Exercise directions> Narrow the data below down to the lines containing "audit".

#### Data to use

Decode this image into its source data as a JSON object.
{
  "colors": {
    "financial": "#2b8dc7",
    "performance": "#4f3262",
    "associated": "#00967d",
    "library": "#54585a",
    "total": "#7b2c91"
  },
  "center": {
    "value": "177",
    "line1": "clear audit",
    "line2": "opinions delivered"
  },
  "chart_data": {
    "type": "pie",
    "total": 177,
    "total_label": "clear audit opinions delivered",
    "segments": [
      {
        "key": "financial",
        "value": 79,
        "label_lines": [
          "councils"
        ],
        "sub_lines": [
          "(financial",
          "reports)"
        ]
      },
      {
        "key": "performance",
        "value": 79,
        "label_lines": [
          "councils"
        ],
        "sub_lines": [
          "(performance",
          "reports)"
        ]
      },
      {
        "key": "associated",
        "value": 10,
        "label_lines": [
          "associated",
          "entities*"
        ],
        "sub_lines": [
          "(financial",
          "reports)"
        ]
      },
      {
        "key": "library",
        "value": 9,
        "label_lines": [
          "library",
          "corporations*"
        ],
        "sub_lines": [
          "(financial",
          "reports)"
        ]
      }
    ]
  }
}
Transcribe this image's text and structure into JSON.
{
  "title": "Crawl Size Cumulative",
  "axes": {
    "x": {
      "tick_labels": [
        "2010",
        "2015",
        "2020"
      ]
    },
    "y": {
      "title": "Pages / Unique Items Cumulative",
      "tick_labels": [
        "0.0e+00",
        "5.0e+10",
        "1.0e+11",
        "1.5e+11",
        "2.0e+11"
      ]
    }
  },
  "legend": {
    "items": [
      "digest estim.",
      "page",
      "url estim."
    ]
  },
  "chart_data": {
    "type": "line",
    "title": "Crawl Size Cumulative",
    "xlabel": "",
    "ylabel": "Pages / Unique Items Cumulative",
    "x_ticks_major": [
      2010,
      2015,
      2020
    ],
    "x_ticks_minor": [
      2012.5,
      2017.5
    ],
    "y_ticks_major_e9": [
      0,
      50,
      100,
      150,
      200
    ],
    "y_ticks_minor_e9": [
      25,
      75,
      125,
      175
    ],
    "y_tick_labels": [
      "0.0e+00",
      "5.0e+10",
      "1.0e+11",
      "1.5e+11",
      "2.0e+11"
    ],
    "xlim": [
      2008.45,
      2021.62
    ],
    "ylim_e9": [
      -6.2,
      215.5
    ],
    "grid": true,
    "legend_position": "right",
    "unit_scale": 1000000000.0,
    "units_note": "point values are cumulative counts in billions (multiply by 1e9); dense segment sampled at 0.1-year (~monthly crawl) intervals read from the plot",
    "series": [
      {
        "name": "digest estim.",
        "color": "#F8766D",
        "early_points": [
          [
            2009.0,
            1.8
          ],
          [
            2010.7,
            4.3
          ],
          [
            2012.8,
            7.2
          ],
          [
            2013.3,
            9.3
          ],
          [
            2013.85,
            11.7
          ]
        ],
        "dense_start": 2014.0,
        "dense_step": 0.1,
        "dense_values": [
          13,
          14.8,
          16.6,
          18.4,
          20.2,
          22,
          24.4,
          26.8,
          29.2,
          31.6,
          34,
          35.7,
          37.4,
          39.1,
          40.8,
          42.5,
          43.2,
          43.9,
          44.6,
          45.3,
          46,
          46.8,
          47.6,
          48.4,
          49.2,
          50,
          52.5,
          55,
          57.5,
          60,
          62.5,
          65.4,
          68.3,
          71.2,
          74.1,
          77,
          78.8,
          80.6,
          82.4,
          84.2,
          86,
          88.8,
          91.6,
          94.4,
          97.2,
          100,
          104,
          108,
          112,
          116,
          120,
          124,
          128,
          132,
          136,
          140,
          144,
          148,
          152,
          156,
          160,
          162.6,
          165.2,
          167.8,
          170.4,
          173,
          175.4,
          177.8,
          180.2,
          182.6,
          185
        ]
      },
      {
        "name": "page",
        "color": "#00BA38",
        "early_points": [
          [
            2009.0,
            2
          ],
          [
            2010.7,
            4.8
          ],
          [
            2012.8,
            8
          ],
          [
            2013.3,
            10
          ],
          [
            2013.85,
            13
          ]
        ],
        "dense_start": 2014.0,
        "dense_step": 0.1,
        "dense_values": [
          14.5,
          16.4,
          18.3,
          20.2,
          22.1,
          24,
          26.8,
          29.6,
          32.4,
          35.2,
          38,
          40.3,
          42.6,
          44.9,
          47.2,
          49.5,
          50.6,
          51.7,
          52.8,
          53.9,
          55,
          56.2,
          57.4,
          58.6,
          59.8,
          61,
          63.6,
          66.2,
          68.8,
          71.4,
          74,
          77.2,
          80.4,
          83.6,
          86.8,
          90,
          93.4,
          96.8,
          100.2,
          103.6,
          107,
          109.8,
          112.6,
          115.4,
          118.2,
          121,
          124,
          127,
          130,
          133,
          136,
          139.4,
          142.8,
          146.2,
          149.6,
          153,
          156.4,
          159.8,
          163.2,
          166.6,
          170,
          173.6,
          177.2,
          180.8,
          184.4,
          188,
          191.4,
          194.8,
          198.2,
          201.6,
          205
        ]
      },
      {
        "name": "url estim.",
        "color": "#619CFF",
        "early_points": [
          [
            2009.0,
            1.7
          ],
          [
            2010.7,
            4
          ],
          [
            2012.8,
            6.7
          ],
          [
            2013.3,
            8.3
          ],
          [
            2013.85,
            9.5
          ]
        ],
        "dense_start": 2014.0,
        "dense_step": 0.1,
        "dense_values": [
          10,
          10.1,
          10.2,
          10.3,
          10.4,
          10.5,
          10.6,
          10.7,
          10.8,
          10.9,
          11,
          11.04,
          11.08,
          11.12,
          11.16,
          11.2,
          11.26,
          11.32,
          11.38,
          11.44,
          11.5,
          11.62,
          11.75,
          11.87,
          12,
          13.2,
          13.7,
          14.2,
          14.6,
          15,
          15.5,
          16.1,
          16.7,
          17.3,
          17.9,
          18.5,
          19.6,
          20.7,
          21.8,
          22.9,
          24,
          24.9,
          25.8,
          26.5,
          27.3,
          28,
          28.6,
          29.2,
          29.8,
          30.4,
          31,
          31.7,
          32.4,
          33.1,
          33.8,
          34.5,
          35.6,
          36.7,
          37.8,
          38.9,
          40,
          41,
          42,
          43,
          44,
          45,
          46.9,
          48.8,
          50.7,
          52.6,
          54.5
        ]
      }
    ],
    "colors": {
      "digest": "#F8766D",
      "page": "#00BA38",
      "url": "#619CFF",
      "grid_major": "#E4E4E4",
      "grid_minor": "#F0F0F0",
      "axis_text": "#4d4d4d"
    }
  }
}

########

Written solution>
    "line1": "clear audit",
    "total_label": "clear audit opinions delivered",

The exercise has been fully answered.